> _Problem to solve_
Without omitting anything, retype the data that follows.

> _The records_
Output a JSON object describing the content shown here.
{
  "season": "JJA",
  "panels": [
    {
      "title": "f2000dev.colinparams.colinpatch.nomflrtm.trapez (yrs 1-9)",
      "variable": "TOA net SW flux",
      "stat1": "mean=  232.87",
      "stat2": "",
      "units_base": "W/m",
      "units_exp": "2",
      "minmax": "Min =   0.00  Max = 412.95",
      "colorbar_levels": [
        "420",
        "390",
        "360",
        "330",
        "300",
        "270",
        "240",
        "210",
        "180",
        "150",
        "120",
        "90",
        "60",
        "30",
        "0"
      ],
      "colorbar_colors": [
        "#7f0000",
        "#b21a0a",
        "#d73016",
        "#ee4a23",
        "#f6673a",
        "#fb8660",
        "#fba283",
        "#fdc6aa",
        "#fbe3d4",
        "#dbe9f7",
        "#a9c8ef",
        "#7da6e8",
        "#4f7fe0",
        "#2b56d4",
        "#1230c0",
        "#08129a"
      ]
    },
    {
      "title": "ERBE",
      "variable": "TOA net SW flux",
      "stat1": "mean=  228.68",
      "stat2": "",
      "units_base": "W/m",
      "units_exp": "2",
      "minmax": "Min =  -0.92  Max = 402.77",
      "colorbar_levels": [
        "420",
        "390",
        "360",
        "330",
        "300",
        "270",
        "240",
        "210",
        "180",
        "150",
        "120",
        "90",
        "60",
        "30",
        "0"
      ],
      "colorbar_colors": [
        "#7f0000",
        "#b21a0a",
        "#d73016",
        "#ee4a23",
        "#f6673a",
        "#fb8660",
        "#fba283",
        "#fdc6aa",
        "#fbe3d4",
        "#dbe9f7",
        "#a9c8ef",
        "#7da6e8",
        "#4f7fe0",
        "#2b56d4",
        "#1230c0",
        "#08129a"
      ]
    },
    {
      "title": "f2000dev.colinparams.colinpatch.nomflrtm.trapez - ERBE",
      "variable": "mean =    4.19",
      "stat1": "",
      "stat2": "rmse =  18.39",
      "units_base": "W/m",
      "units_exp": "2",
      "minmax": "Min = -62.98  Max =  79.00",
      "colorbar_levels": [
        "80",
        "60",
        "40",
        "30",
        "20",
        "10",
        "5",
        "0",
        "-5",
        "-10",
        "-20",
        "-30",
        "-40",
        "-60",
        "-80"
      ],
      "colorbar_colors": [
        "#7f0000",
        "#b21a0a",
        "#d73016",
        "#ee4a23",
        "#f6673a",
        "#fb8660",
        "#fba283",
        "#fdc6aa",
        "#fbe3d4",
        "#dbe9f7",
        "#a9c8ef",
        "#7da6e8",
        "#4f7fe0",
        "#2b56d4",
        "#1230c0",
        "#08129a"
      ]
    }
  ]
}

> _Solution for this task_
Output a JSON object describing the content shown here.
{
  "season": "JJA",
  "panels": [
    {
      "title": "f2000dev.colinparams.colinpatch.nomflrtm.trapez (yrs 1-9)",
      "variable": "TOA net SW flux",
      "stat1": "mean=  232.87",
      "stat2": "",
      "units_base": "W/m",
      "units_exp": "2",
      "minmax": "Min =   0.00  Max = 412.95",
      "colorbar_levels": [
        "420",
        "390",
        "360",
        "330",
        "300",
        "270",
        "240",
        "210",
        "180",
        "150",
        "120",
        "90",
        "60",
        "30",
        "0"
      ],
      "colorbar_colors": [
        "#7f0000",
        "#b21a0a",
        "#d73016",
        "#ee4a23",
        "#f6673a",
        "#fb8660",
        "#fba283",
        "#fdc6aa",
        "#fbe3d4",
        "#dbe9f7",
        "#a9c8ef",
        "#7da6e8",
        "#4f7fe0",
        "#2b56d4",
        "#1230c0",
        "#08129a"
      ]
    },
    {
      "title": "ERBE",
      "variable": "TOA net SW flux",
      "stat1": "mean=  228.68",
      "stat2": "",
      "units_base": "W/m",
      "units_exp": "2",
      "minmax": "Min =  -0.92  Max = 402.77",
      "colorbar_levels": [
        "420",
        "390",
        "360",
        "330",
        "300",
        "270",
        "240",
        "210",
        "180",
        "150",
        "120",
        "90",
        "60",
        "30",
        "0"
      ],
      "colorbar_colors": [
        "#7f0000",
        "#b21a0a",
        "#d73016",
        "#ee4a23",
        "#f6673a",
        "#fb8660",
        "#fba283",
        "#fdc6aa",
        "#fbe3d4",
        "#dbe9f7",
        "#a9c8ef",
        "#7da6e8",
        "#4f7fe0",
        "#2b56d4",
        "#1230c0",
        "#08129a"
      ]
    },
    {
      "title": "f2000dev.colinparams.colinpatch.nomflrtm.trapez - ERBE",
      "variable": "mean =    4.19",
      "stat1": "",
      "stat2": "rmse =  18.39",
      "units_base": "W/m",
      "units_exp": "2",
      "minmax": "Min = -62.98  Max =  79.00",
      "colorbar_levels": [
        "80",
        "60",
        "40",
        "30",
        "20",
        "10",
        "5",
        "0",
        "-5",
        "-10",
        "-20",
        "-30",
        "-40",
        "-60",
        "-80"
      ],
      "colorbar_colors": [
        "#7f0000",
        "#b21a0a",
        "#d73016",
        "#ee4a23",
        "#f6673a",
        "#fb8660",
        "#fba283",
        "#fdc6aa",
        "#fbe3d4",
        "#dbe9f7",
        "#a9c8ef",
        "#7da6e8",
        "#4f7fe0",
        "#2b56d4",
        "#1230c0",
        "#08129a"
      ]
    }
  ]
}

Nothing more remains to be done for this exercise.